### WHAT TO PRODUCE
Reproduce each line from the records that holds "JSON".
-- BEGIN DATA SUPPLIED --
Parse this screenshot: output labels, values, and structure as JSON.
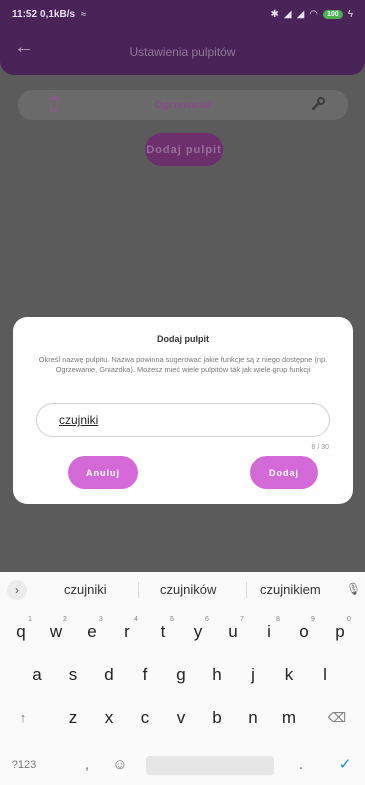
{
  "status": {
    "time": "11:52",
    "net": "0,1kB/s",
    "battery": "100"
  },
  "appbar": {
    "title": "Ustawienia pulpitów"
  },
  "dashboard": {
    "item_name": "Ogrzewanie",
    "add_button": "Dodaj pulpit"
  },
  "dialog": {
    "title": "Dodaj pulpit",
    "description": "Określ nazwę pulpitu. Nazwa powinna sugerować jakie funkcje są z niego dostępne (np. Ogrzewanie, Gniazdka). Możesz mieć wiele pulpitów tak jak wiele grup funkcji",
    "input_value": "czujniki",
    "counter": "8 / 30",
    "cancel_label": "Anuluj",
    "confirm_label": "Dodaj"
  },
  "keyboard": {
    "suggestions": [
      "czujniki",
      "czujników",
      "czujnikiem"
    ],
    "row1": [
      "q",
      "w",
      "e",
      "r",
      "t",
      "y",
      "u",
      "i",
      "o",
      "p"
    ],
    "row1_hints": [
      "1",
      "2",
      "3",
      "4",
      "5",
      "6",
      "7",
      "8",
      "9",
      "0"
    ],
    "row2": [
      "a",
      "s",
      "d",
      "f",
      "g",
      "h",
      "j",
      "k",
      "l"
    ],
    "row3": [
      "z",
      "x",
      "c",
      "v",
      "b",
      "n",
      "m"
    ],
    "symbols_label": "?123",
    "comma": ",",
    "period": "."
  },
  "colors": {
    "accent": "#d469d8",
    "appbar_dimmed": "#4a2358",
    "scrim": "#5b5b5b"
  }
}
-- END DATA SUPPLIED --
-- BEGIN DATA SUPPLIED --
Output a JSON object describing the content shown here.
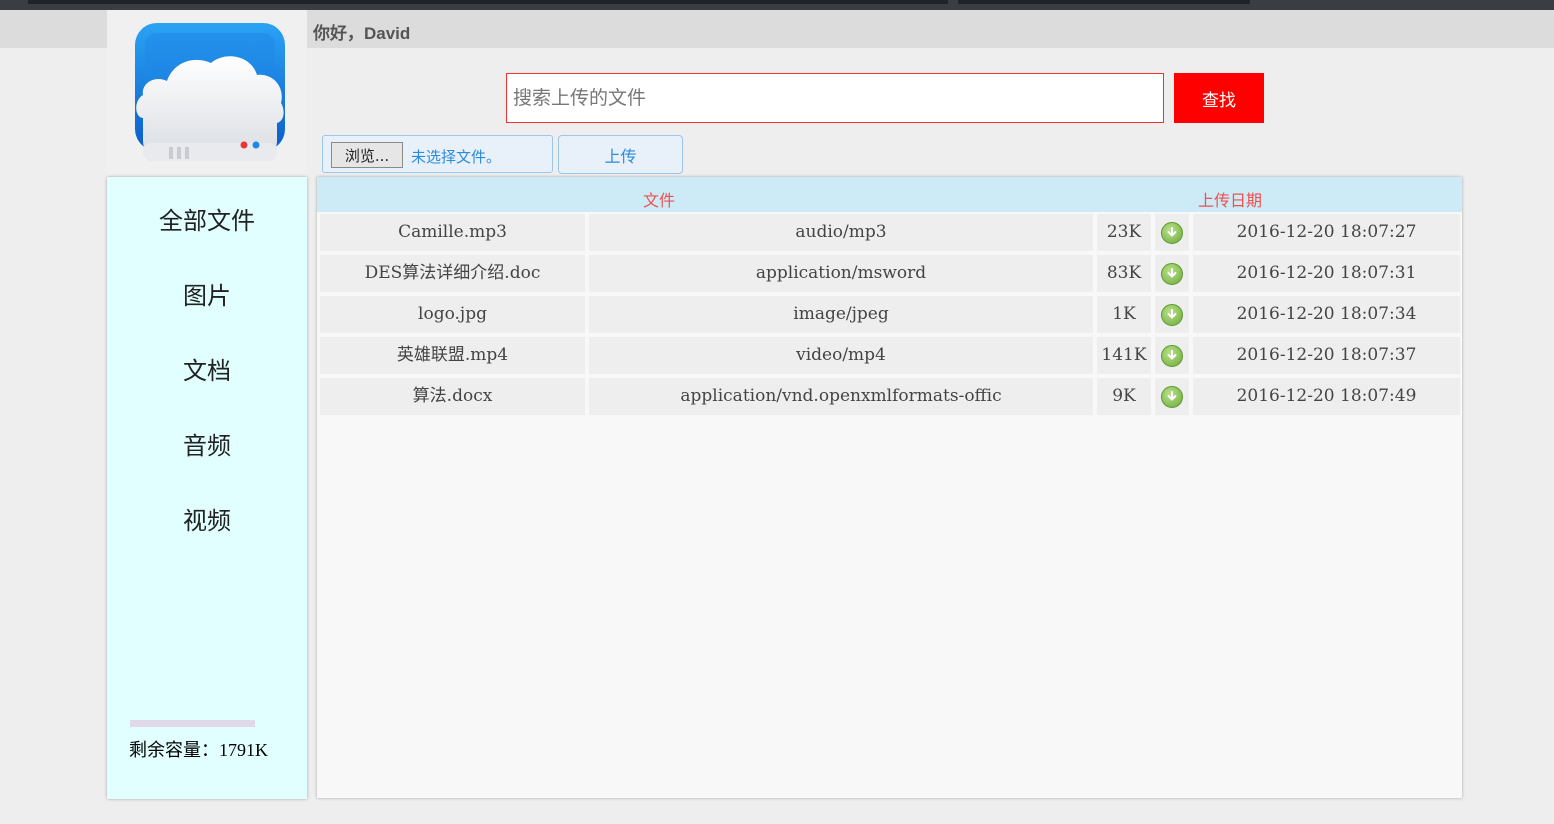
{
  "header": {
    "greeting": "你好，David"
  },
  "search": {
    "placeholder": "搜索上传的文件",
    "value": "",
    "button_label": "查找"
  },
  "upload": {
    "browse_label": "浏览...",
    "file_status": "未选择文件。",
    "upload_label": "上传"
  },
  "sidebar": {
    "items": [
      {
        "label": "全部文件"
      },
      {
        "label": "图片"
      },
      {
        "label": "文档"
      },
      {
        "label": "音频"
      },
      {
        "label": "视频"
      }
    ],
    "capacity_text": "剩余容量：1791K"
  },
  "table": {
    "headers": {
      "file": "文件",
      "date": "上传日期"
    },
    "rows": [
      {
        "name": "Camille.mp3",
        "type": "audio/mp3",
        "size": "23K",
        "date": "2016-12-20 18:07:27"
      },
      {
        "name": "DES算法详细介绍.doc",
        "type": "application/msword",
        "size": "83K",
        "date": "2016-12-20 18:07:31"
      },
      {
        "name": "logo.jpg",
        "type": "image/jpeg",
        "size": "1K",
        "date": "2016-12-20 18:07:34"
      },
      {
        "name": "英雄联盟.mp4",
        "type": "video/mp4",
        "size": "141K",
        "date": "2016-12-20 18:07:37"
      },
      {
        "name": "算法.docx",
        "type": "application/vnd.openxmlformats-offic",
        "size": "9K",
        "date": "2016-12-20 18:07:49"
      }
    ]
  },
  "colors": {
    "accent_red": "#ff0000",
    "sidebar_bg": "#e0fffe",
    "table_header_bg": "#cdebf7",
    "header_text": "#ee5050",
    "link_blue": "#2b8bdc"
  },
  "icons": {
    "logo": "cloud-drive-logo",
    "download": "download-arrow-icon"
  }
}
-- END DATA SUPPLIED --
### FINAL RESULT
Parse this screenshot: output labels, values, and structure as JSON.
Output a JSON object describing the content shown here.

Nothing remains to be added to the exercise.